▶ [Record set]:
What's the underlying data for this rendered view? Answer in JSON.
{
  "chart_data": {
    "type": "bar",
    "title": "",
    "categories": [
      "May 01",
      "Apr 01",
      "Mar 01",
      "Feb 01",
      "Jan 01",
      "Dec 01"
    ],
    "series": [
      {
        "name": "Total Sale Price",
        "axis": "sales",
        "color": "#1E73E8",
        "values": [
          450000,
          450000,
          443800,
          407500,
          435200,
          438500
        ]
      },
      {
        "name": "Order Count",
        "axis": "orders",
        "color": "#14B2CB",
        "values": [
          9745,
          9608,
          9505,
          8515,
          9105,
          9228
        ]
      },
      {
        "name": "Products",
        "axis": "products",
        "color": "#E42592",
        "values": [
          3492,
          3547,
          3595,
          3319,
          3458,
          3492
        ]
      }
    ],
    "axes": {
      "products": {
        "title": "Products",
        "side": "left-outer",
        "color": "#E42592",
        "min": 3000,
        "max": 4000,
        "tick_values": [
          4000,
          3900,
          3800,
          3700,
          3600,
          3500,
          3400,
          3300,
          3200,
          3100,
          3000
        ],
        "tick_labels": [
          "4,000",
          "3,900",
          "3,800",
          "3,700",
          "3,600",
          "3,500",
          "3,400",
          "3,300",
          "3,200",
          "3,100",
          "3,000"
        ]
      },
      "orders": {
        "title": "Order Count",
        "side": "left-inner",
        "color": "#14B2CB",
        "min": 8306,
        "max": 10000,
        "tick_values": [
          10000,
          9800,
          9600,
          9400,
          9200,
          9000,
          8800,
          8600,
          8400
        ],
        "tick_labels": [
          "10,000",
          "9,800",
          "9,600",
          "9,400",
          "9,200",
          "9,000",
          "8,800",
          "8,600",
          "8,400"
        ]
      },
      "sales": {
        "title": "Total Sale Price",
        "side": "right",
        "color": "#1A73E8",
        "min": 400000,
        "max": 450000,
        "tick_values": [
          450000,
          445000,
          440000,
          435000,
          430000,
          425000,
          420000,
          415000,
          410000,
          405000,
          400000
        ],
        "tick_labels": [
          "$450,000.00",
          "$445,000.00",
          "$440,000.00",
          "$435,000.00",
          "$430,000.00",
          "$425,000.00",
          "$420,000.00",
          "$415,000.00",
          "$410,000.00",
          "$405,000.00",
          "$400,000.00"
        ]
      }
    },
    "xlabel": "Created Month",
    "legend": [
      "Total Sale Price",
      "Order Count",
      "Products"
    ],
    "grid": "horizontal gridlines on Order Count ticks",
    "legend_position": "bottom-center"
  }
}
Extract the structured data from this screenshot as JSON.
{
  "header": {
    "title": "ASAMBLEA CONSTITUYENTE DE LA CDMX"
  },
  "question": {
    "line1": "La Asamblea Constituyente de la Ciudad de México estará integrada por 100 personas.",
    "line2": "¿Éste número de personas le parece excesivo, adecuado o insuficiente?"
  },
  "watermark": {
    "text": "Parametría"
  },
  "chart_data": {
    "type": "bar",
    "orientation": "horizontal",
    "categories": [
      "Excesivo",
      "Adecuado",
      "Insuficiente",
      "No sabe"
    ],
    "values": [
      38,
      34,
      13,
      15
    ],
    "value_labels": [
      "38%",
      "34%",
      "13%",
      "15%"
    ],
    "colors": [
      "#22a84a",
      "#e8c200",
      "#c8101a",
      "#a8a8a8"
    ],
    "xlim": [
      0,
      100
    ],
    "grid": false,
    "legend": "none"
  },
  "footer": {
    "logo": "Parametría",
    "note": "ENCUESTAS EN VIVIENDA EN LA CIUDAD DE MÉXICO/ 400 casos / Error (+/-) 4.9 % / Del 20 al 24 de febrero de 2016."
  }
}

▶ [Problem requirements]:
Retype all the material above precisely, with no line left out.

▶ [Exercise response]:
What's the underlying data for this rendered view? Answer in JSON.
{
  "chart_data": {
    "type": "bar",
    "title": "",
    "categories": [
      "May 01",
      "Apr 01",
      "Mar 01",
      "Feb 01",
      "Jan 01",
      "Dec 01"
    ],
    "series": [
      {
        "name": "Total Sale Price",
        "axis": "sales",
        "color": "#1E73E8",
        "values": [
          450000,
          450000,
          443800,
          407500,
          435200,
          438500
        ]
      },
      {
        "name": "Order Count",
        "axis": "orders",
        "color": "#14B2CB",
        "values": [
          9745,
          9608,
          9505,
          8515,
          9105,
          9228
        ]
      },
      {
        "name": "Products",
        "axis": "products",
        "color": "#E42592",
        "values": [
          3492,
          3547,
          3595,
          3319,
          3458,
          3492
        ]
      }
    ],
    "axes": {
      "products": {
        "title": "Products",
        "side": "left-outer",
        "color": "#E42592",
        "min": 3000,
        "max": 4000,
        "tick_values": [
          4000,
          3900,
          3800,
          3700,
          3600,
          3500,
          3400,
          3300,
          3200,
          3100,
          3000
        ],
        "tick_labels": [
          "4,000",
          "3,900",
          "3,800",
          "3,700",
          "3,600",
          "3,500",
          "3,400",
          "3,300",
          "3,200",
          "3,100",
          "3,000"
        ]
      },
      "orders": {
        "title": "Order Count",
        "side": "left-inner",
        "color": "#14B2CB",
        "min": 8306,
        "max": 10000,
        "tick_values": [
          10000,
          9800,
          9600,
          9400,
          9200,
          9000,
          8800,
          8600,
          8400
        ],
        "tick_labels": [
          "10,000",
          "9,800",
          "9,600",
          "9,400",
          "9,200",
          "9,000",
          "8,800",
          "8,600",
          "8,400"
        ]
      },
      "sales": {
        "title": "Total Sale Price",
        "side": "right",
        "color": "#1A73E8",
        "min": 400000,
        "max": 450000,
        "tick_values": [
          450000,
          445000,
          440000,
          435000,
          430000,
          425000,
          420000,
          415000,
          410000,
          405000,
          400000
        ],
        "tick_labels": [
          "$450,000.00",
          "$445,000.00",
          "$440,000.00",
          "$435,000.00",
          "$430,000.00",
          "$425,000.00",
          "$420,000.00",
          "$415,000.00",
          "$410,000.00",
          "$405,000.00",
          "$400,000.00"
        ]
      }
    },
    "xlabel": "Created Month",
    "legend": [
      "Total Sale Price",
      "Order Count",
      "Products"
    ],
    "grid": "horizontal gridlines on Order Count ticks",
    "legend_position": "bottom-center"
  }
}
Extract the structured data from this screenshot as JSON.
{
  "header": {
    "title": "ASAMBLEA CONSTITUYENTE DE LA CDMX"
  },
  "question": {
    "line1": "La Asamblea Constituyente de la Ciudad de México estará integrada por 100 personas.",
    "line2": "¿Éste número de personas le parece excesivo, adecuado o insuficiente?"
  },
  "watermark": {
    "text": "Parametría"
  },
  "chart_data": {
    "type": "bar",
    "orientation": "horizontal",
    "categories": [
      "Excesivo",
      "Adecuado",
      "Insuficiente",
      "No sabe"
    ],
    "values": [
      38,
      34,
      13,
      15
    ],
    "value_labels": [
      "38%",
      "34%",
      "13%",
      "15%"
    ],
    "colors": [
      "#22a84a",
      "#e8c200",
      "#c8101a",
      "#a8a8a8"
    ],
    "xlim": [
      0,
      100
    ],
    "grid": false,
    "legend": "none"
  },
  "footer": {
    "logo": "Parametría",
    "note": "ENCUESTAS EN VIVIENDA EN LA CIUDAD DE MÉXICO/ 400 casos / Error (+/-) 4.9 % / Del 20 al 24 de febrero de 2016."
  }
}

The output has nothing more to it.